§ **任务要求**:
能否接上讲解TCP backlog参数的这篇原文,从它的最后一句之后继续往下写?

------ 原文段落 ------

规范收藏-开发篇

理解tcp backlog参数

2020-05-11  本文已影响0人  tracy_668

TCP建立连接是要进行三次握手,但是否完成三次握手后,服务器就处理(accept)呢?

backlog其实是一个连接队列,在Linux内核2.2之前,backlog大小包括半连接状态和全连接状态两种队列大小。

半连接状态为:服务器处于Listen状态时收到客户端SYN报文时放入半连接队列中,即SYN queue(服务器端口状态为:SYN_RCVD)。

全连接状态为:TCP的连接状态从服务器(SYN+ACK)响应客户端后,到客户端的ACK报文到达服务器之前,则一直保留在半连接状态中;当服务器接收到客户端的ACK报文后,该条目将从半连接队列搬到全连接队列尾部,即 accept queue (服务器端口状态为:ESTABLISHED)。

在Linux内核2.2之后,分离为两个backlog来分别限制半连接(SYN_RCVD状态)队列大小和全连接(ESTABLISHED状态)队列大小。

SYN queue 队列长度由 /proc/sys/net/ipv4/tcp_max_syn_backlog 指定,默认为2048。

Accept queue 队列长度由 /proc/sys/net/core/somaxconn 和使用listen函数时传入的参数,二者取最小值。默认为128。在Linux内核2.4.25之前,是写死在代码常量 SOMAXCONN ,在Linux内核2.4.25之后,在配置文件 /proc/sys/net/core/somaxconn 中直接修改,或者在 /etc/sysctl.conf 中配置 net.core.somaxconn = 128 。

------ 所给数据 ------

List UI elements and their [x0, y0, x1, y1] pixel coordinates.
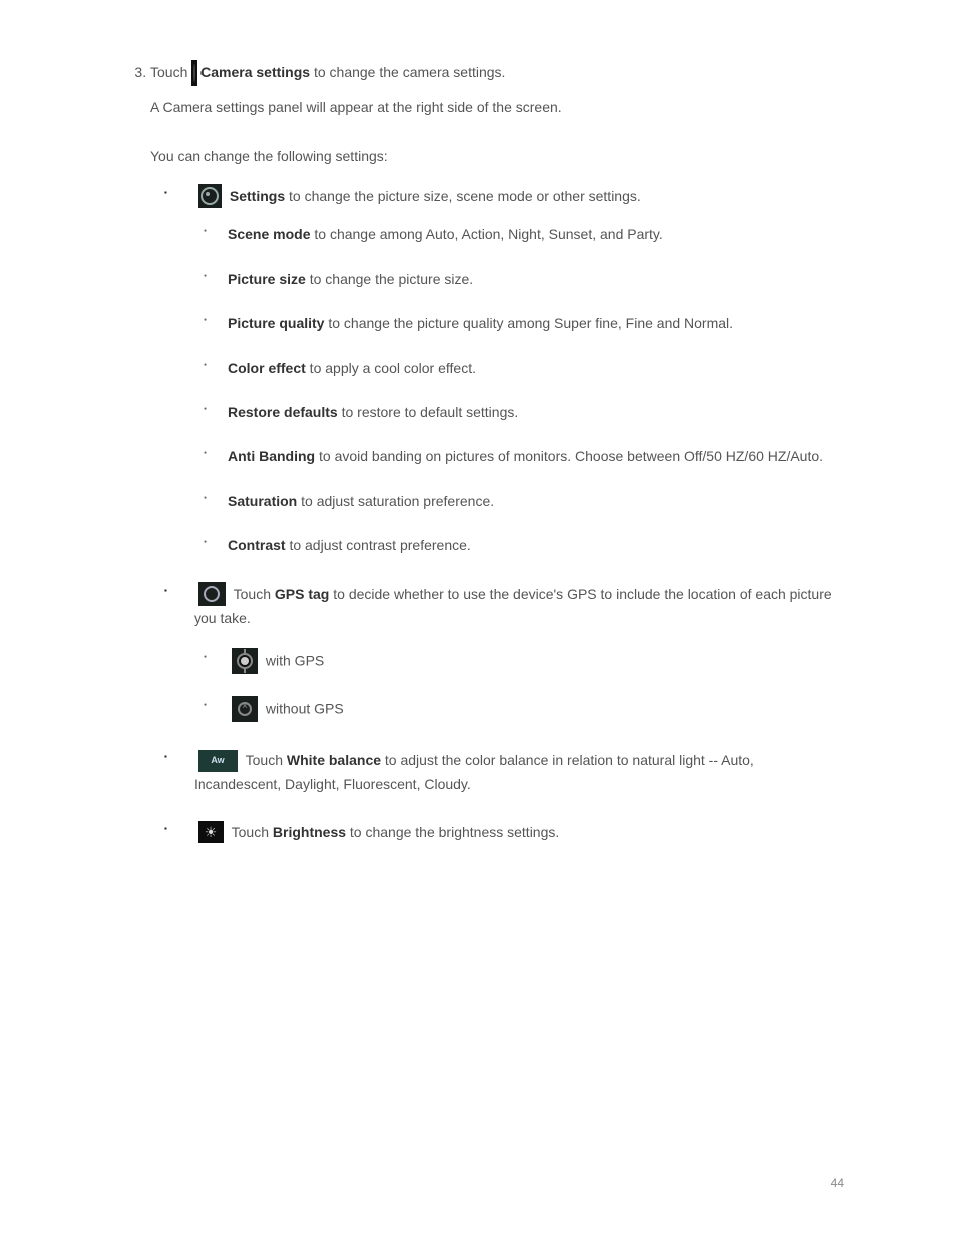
wb-bold: White balance [287, 752, 381, 768]
step3-note: A Camera settings panel will appear at t… [150, 96, 844, 118]
sub-label: Color effect [228, 360, 306, 376]
brightness-icon: ☀ [198, 821, 224, 843]
sub-anti-banding: Anti Banding to avoid banding on picture… [204, 445, 844, 467]
wb-pre: Touch [246, 752, 287, 768]
sub-text: to apply a cool color effect. [306, 360, 476, 376]
gps-pre: Touch [230, 586, 275, 602]
settings-bullet-list: Settings to change the picture size, sce… [164, 185, 844, 844]
bright-pre: Touch [232, 824, 273, 840]
page-number: 44 [831, 1174, 844, 1193]
sub-label: Picture quality [228, 315, 324, 331]
white-balance-icon: Aw [198, 750, 238, 772]
sub-text: to change the picture size. [306, 271, 473, 287]
bright-text: to change the brightness settings. [346, 824, 559, 840]
step3-label: Camera settings [201, 64, 310, 80]
settings-label: Settings [230, 188, 285, 204]
gps-off-item: without GPS [204, 697, 844, 723]
gps-bullet: Touch GPS tag to decide whether to use t… [164, 583, 844, 724]
gps-on-item: with GPS [204, 649, 844, 675]
step3-prefix: Touch [150, 64, 187, 80]
settings-intro: You can change the following settings: [150, 145, 844, 167]
sub-text: to adjust saturation preference. [297, 493, 494, 509]
sub-text: to avoid banding on pictures of monitors… [315, 448, 823, 464]
page-container: Touch Camera settings to change the came… [0, 0, 954, 1235]
sub-label: Saturation [228, 493, 297, 509]
sub-text: to adjust contrast preference. [286, 537, 471, 553]
settings-bullet: Settings to change the picture size, sce… [164, 185, 844, 556]
sub-picture-size: Picture size to change the picture size. [204, 268, 844, 290]
sub-contrast: Contrast to adjust contrast preference. [204, 534, 844, 556]
gps-sublist: with GPS without GPS [204, 649, 844, 723]
sub-restore-defaults: Restore defaults to restore to default s… [204, 401, 844, 423]
sub-text: to restore to default settings. [338, 404, 519, 420]
gps-off-icon [232, 696, 258, 722]
gps-on-label: with GPS [266, 653, 324, 669]
sub-picture-quality: Picture quality to change the picture qu… [204, 312, 844, 334]
step3-suffix: to change the camera settings. [310, 64, 505, 80]
bright-bold: Brightness [273, 824, 346, 840]
sub-scene-mode: Scene mode to change among Auto, Action,… [204, 223, 844, 245]
step-3: Touch Camera settings to change the came… [150, 60, 844, 844]
sub-color-effect: Color effect to apply a cool color effec… [204, 357, 844, 379]
sub-text: to change among Auto, Action, Night, Sun… [310, 226, 662, 242]
white-balance-bullet: Aw Touch White balance to adjust the col… [164, 749, 844, 795]
gps-bold: GPS tag [275, 586, 329, 602]
camera-settings-dial-icon [191, 60, 197, 86]
settings-sublist: Scene mode to change among Auto, Action,… [204, 223, 844, 556]
sub-label: Scene mode [228, 226, 310, 242]
sub-label: Restore defaults [228, 404, 338, 420]
sub-label: Picture size [228, 271, 306, 287]
sub-saturation: Saturation to adjust saturation preferen… [204, 490, 844, 512]
gps-off-label: without GPS [266, 701, 344, 717]
sub-text: to change the picture quality among Supe… [324, 315, 733, 331]
gps-tag-icon [198, 582, 226, 606]
sub-label: Anti Banding [228, 448, 315, 464]
brightness-bullet: ☀ Touch Brightness to change the brightn… [164, 821, 844, 844]
gps-on-icon [232, 648, 258, 674]
sub-label: Contrast [228, 537, 286, 553]
steps-list: Touch Camera settings to change the came… [110, 60, 844, 844]
gear-icon [198, 184, 222, 208]
settings-text: to change the picture size, scene mode o… [285, 188, 641, 204]
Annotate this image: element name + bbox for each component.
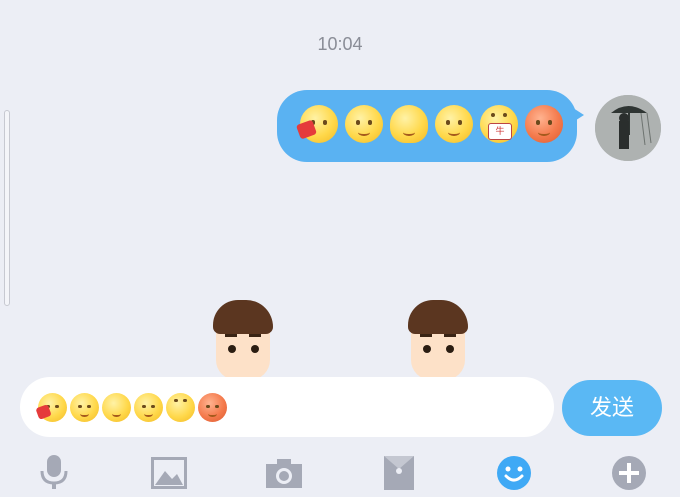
character-sticker-right — [398, 300, 478, 380]
sitting-emoji — [134, 393, 163, 422]
hug-red-card-emoji — [296, 105, 338, 143]
red-packet-icon — [384, 456, 414, 490]
user-avatar[interactable] — [595, 95, 661, 161]
microphone-button[interactable] — [34, 453, 74, 493]
more-button[interactable] — [609, 453, 649, 493]
message-emoji-row: 牛 — [296, 105, 563, 143]
character-sticker-left — [203, 300, 283, 380]
smirk-emoji — [345, 105, 383, 143]
orange-bun-emoji — [525, 105, 563, 143]
avatar-image — [595, 95, 661, 161]
camera-button[interactable] — [264, 453, 304, 493]
image-icon — [151, 457, 187, 489]
input-toolbar — [0, 447, 680, 497]
input-emoji-row — [35, 393, 227, 422]
send-button[interactable]: 发送 — [562, 380, 662, 436]
sitting-emoji — [435, 105, 473, 143]
microphone-icon — [40, 455, 68, 489]
niu-sign-text: 牛 — [487, 123, 513, 141]
bubble-tail — [570, 106, 584, 124]
orange-bun-emoji — [198, 393, 227, 422]
emoji-button[interactable] — [494, 453, 534, 493]
lying-down-emoji — [390, 105, 428, 143]
image-button[interactable] — [149, 453, 189, 493]
lying-down-emoji — [102, 393, 131, 422]
niu-sign-emoji: 牛 — [480, 105, 518, 143]
scrollbar[interactable] — [4, 110, 10, 306]
niu-sign-emoji — [166, 393, 195, 422]
plus-icon — [612, 456, 646, 490]
camera-icon — [266, 459, 302, 488]
message-timestamp: 10:04 — [317, 34, 363, 54]
smirk-emoji — [70, 393, 99, 422]
hug-red-card-emoji — [35, 393, 67, 422]
red-packet-button[interactable] — [379, 453, 419, 493]
emoji-icon — [497, 456, 531, 490]
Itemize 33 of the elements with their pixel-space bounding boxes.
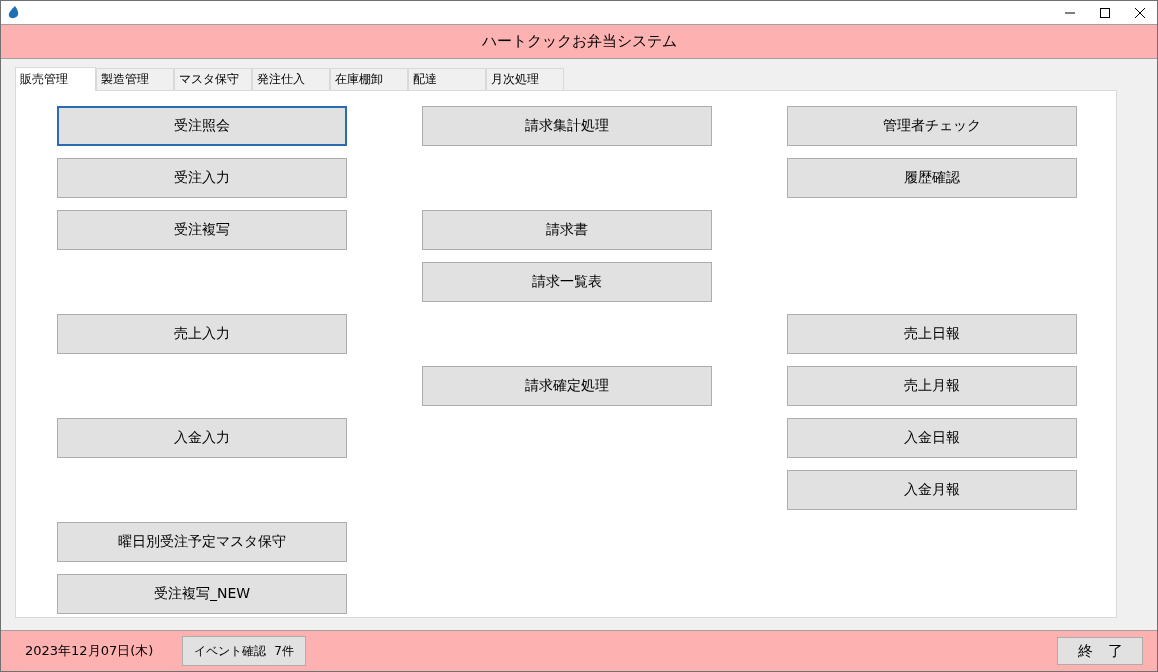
event-count: 7件 xyxy=(274,642,294,660)
menu-button[interactable]: 入金月報 xyxy=(787,470,1077,510)
tab[interactable]: 発注仕入 xyxy=(252,68,330,90)
app-title: ハートクックお弁当システム xyxy=(481,32,677,51)
menu-button[interactable]: 請求書 xyxy=(422,210,712,250)
exit-button[interactable]: 終 了 xyxy=(1057,637,1143,665)
date-text: 2023年12月07日(木) xyxy=(25,642,155,660)
close-icon xyxy=(1134,7,1145,18)
menu-button[interactable]: 請求確定処理 xyxy=(422,366,712,406)
menu-button[interactable]: 管理者チェック xyxy=(787,106,1077,146)
event-button[interactable]: イベント確認 7件 xyxy=(182,636,306,666)
menu-button[interactable]: 受注照会 xyxy=(57,106,347,146)
menu-button[interactable]: 請求集計処理 xyxy=(422,106,712,146)
menu-button[interactable]: 売上日報 xyxy=(787,314,1077,354)
maximize-icon xyxy=(1099,7,1110,18)
menu-button[interactable]: 売上月報 xyxy=(787,366,1077,406)
app-drop-icon xyxy=(8,6,19,19)
tab[interactable]: 販売管理 xyxy=(15,67,96,91)
menu-button[interactable]: 受注複写 xyxy=(57,210,347,250)
tab[interactable]: 製造管理 xyxy=(96,68,174,90)
menu-button[interactable]: 請求一覧表 xyxy=(422,262,712,302)
menu-button[interactable]: 入金日報 xyxy=(787,418,1077,458)
menu-button[interactable]: 受注入力 xyxy=(57,158,347,198)
menu-button[interactable]: 入金入力 xyxy=(57,418,347,458)
tab[interactable]: 配達 xyxy=(408,68,486,90)
menu-button[interactable]: 履歴確認 xyxy=(787,158,1077,198)
event-label: イベント確認 xyxy=(194,642,267,660)
tab[interactable]: マスタ保守 xyxy=(174,68,252,90)
tab[interactable]: 在庫棚卸 xyxy=(330,68,408,90)
menu-button[interactable]: 曜日別受注予定マスタ保守 xyxy=(57,522,347,562)
menu-button[interactable]: 受注複写_NEW xyxy=(57,574,347,614)
menu-button[interactable]: 売上入力 xyxy=(57,314,347,354)
tab[interactable]: 月次処理 xyxy=(486,68,564,90)
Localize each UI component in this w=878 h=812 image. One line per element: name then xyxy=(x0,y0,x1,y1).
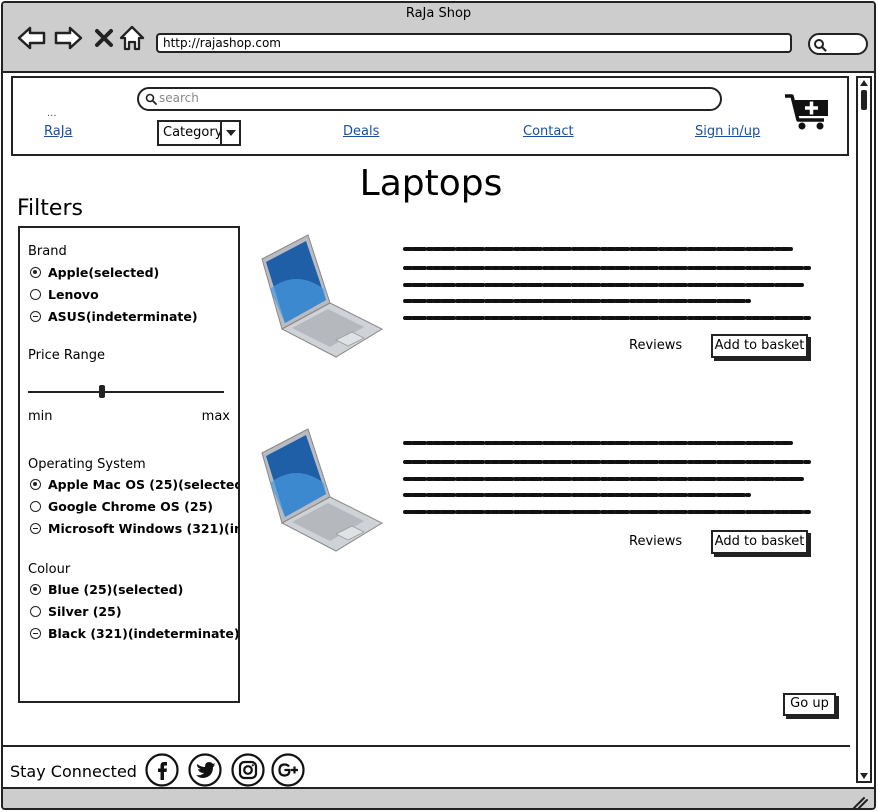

------

§ **任务答案**:
image.png

可以通过ss命令来显示

[root@localhost ~]# ss -l
State       Recv-Q Send-Q                                     Local Address:Port                                         Peer Address:Port     
LISTEN      0      128                                                    *:http                                                    *:*       
LISTEN      0      128                                                   :::ssh                                                    :::*       
LISTEN      0      128                                                    *:ssh                                                     *:*       
LISTEN      0      100                                                  ::1:smtp                                                   :::*       
LISTEN      0      100                                            127.0.0.1:smtp                                                    *:*

在LISTEN状态,其中 Send-Q 即为Accept queue的最大值,Recv-Q 则表示Accept queue中等待被服务器accept()。

另外客户端connect()返回不代表TCP连接建立成功(connect返回表示已经进入accept queue了吧?? 不是, 客户端发送完ack connect就返回了 即使ack丢失了),有可能此时accept queue 已满,系统会直接丢弃后续ACK请求;客户端误以为连接已建立,开始调用等待至超时;服务器则等待ACK超时,会重传SYN+ACK 给客户端,重传次数受限 net.ipv4.tcp_synack_retries ,默认为5,表示重发5次,每次等待30~40秒,即半连接默认时间大约为180秒,该参数可以在tcp被洪水攻击是临时启用这个参数。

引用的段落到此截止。